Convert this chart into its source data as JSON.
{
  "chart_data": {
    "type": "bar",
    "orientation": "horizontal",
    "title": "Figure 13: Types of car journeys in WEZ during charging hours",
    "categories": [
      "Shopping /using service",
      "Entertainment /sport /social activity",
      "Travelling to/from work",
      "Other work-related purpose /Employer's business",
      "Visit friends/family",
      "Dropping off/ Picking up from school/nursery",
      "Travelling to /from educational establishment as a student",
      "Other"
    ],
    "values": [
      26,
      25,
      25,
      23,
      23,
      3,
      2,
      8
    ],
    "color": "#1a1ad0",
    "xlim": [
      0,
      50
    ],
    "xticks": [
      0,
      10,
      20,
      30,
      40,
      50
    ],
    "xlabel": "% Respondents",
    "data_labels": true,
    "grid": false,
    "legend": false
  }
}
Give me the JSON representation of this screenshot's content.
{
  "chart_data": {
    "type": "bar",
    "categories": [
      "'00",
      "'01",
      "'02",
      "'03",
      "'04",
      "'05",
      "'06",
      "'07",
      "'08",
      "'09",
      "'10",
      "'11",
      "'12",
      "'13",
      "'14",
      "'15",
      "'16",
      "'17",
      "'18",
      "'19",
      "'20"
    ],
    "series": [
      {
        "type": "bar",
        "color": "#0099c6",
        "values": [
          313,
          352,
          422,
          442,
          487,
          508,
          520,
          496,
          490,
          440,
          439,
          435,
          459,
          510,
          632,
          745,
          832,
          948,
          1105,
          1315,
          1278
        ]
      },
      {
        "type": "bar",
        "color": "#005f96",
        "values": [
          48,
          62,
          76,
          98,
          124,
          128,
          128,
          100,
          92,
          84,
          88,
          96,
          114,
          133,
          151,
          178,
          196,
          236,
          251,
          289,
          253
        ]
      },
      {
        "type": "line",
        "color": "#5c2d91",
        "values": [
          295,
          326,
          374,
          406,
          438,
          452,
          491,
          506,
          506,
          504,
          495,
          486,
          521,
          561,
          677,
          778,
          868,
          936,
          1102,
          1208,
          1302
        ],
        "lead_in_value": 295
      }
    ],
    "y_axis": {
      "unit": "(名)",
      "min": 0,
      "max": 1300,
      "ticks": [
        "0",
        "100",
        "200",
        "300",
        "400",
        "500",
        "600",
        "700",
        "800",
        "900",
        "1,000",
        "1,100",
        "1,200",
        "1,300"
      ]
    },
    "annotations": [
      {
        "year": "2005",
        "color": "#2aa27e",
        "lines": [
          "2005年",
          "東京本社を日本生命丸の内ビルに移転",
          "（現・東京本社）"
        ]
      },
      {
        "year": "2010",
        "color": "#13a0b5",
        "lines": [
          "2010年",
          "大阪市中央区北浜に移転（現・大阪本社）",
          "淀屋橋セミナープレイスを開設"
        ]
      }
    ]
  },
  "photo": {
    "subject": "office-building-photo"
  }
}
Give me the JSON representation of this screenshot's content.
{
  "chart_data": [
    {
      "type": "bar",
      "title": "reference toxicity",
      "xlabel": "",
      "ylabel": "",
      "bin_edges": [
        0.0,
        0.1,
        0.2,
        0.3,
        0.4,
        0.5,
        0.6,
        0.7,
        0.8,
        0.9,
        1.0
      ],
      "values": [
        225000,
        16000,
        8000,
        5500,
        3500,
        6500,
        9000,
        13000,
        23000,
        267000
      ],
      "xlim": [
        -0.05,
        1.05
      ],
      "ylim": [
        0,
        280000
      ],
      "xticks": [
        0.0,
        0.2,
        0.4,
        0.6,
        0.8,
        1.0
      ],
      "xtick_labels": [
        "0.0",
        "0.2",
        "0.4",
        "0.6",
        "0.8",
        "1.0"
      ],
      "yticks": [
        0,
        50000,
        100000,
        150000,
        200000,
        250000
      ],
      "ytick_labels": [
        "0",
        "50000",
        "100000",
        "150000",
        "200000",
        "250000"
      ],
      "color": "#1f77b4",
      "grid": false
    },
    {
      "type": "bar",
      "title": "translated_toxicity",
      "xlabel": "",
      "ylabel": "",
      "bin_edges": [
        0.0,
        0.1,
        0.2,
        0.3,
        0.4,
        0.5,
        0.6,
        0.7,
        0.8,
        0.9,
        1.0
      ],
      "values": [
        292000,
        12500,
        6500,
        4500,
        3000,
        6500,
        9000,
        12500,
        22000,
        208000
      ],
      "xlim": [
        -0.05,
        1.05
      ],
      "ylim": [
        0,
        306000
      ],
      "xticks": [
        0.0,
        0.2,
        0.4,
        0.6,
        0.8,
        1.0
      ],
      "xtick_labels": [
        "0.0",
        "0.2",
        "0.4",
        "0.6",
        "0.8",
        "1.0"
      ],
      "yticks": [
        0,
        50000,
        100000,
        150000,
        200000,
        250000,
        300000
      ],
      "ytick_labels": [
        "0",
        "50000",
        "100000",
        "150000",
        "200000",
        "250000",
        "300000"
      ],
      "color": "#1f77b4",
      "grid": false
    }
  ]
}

- [Aim]:
All of the data must be returned exactly.

- [Response]:
Convert this chart into its source data as JSON.
{
  "chart_data": {
    "type": "bar",
    "orientation": "horizontal",
    "title": "Figure 13: Types of car journeys in WEZ during charging hours",
    "categories": [
      "Shopping /using service",
      "Entertainment /sport /social activity",
      "Travelling to/from work",
      "Other work-related purpose /Employer's business",
      "Visit friends/family",
      "Dropping off/ Picking up from school/nursery",
      "Travelling to /from educational establishment as a student",
      "Other"
    ],
    "values": [
      26,
      25,
      25,
      23,
      23,
      3,
      2,
      8
    ],
    "color": "#1a1ad0",
    "xlim": [
      0,
      50
    ],
    "xticks": [
      0,
      10,
      20,
      30,
      40,
      50
    ],
    "xlabel": "% Respondents",
    "data_labels": true,
    "grid": false,
    "legend": false
  }
}
Give me the JSON representation of this screenshot's content.
{
  "chart_data": {
    "type": "bar",
    "categories": [
      "'00",
      "'01",
      "'02",
      "'03",
      "'04",
      "'05",
      "'06",
      "'07",
      "'08",
      "'09",
      "'10",
      "'11",
      "'12",
      "'13",
      "'14",
      "'15",
      "'16",
      "'17",
      "'18",
      "'19",
      "'20"
    ],
    "series": [
      {
        "type": "bar",
        "color": "#0099c6",
        "values": [
          313,
          352,
          422,
          442,
          487,
          508,
          520,
          496,
          490,
          440,
          439,
          435,
          459,
          510,
          632,
          745,
          832,
          948,
          1105,
          1315,
          1278
        ]
      },
      {
        "type": "bar",
        "color": "#005f96",
        "values": [
          48,
          62,
          76,
          98,
          124,
          128,
          128,
          100,
          92,
          84,
          88,
          96,
          114,
          133,
          151,
          178,
          196,
          236,
          251,
          289,
          253
        ]
      },
      {
        "type": "line",
        "color": "#5c2d91",
        "values": [
          295,
          326,
          374,
          406,
          438,
          452,
          491,
          506,
          506,
          504,
          495,
          486,
          521,
          561,
          677,
          778,
          868,
          936,
          1102,
          1208,
          1302
        ],
        "lead_in_value": 295
      }
    ],
    "y_axis": {
      "unit": "(名)",
      "min": 0,
      "max": 1300,
      "ticks": [
        "0",
        "100",
        "200",
        "300",
        "400",
        "500",
        "600",
        "700",
        "800",
        "900",
        "1,000",
        "1,100",
        "1,200",
        "1,300"
      ]
    },
    "annotations": [
      {
        "year": "2005",
        "color": "#2aa27e",
        "lines": [
          "2005年",
          "東京本社を日本生命丸の内ビルに移転",
          "（現・東京本社）"
        ]
      },
      {
        "year": "2010",
        "color": "#13a0b5",
        "lines": [
          "2010年",
          "大阪市中央区北浜に移転（現・大阪本社）",
          "淀屋橋セミナープレイスを開設"
        ]
      }
    ]
  },
  "photo": {
    "subject": "office-building-photo"
  }
}
Give me the JSON representation of this screenshot's content.
{
  "chart_data": [
    {
      "type": "bar",
      "title": "reference toxicity",
      "xlabel": "",
      "ylabel": "",
      "bin_edges": [
        0.0,
        0.1,
        0.2,
        0.3,
        0.4,
        0.5,
        0.6,
        0.7,
        0.8,
        0.9,
        1.0
      ],
      "values": [
        225000,
        16000,
        8000,
        5500,
        3500,
        6500,
        9000,
        13000,
        23000,
        267000
      ],
      "xlim": [
        -0.05,
        1.05
      ],
      "ylim": [
        0,
        280000
      ],
      "xticks": [
        0.0,
        0.2,
        0.4,
        0.6,
        0.8,
        1.0
      ],
      "xtick_labels": [
        "0.0",
        "0.2",
        "0.4",
        "0.6",
        "0.8",
        "1.0"
      ],
      "yticks": [
        0,
        50000,
        100000,
        150000,
        200000,
        250000
      ],
      "ytick_labels": [
        "0",
        "50000",
        "100000",
        "150000",
        "200000",
        "250000"
      ],
      "color": "#1f77b4",
      "grid": false
    },
    {
      "type": "bar",
      "title": "translated_toxicity",
      "xlabel": "",
      "ylabel": "",
      "bin_edges": [
        0.0,
        0.1,
        0.2,
        0.3,
        0.4,
        0.5,
        0.6,
        0.7,
        0.8,
        0.9,
        1.0
      ],
      "values": [
        292000,
        12500,
        6500,
        4500,
        3000,
        6500,
        9000,
        12500,
        22000,
        208000
      ],
      "xlim": [
        -0.05,
        1.05
      ],
      "ylim": [
        0,
        306000
      ],
      "xticks": [
        0.0,
        0.2,
        0.4,
        0.6,
        0.8,
        1.0
      ],
      "xtick_labels": [
        "0.0",
        "0.2",
        "0.4",
        "0.6",
        "0.8",
        "1.0"
      ],
      "yticks": [
        0,
        50000,
        100000,
        150000,
        200000,
        250000,
        300000
      ],
      "ytick_labels": [
        "0",
        "50000",
        "100000",
        "150000",
        "200000",
        "250000",
        "300000"
      ],
      "color": "#1f77b4",
      "grid": false
    }
  ]
}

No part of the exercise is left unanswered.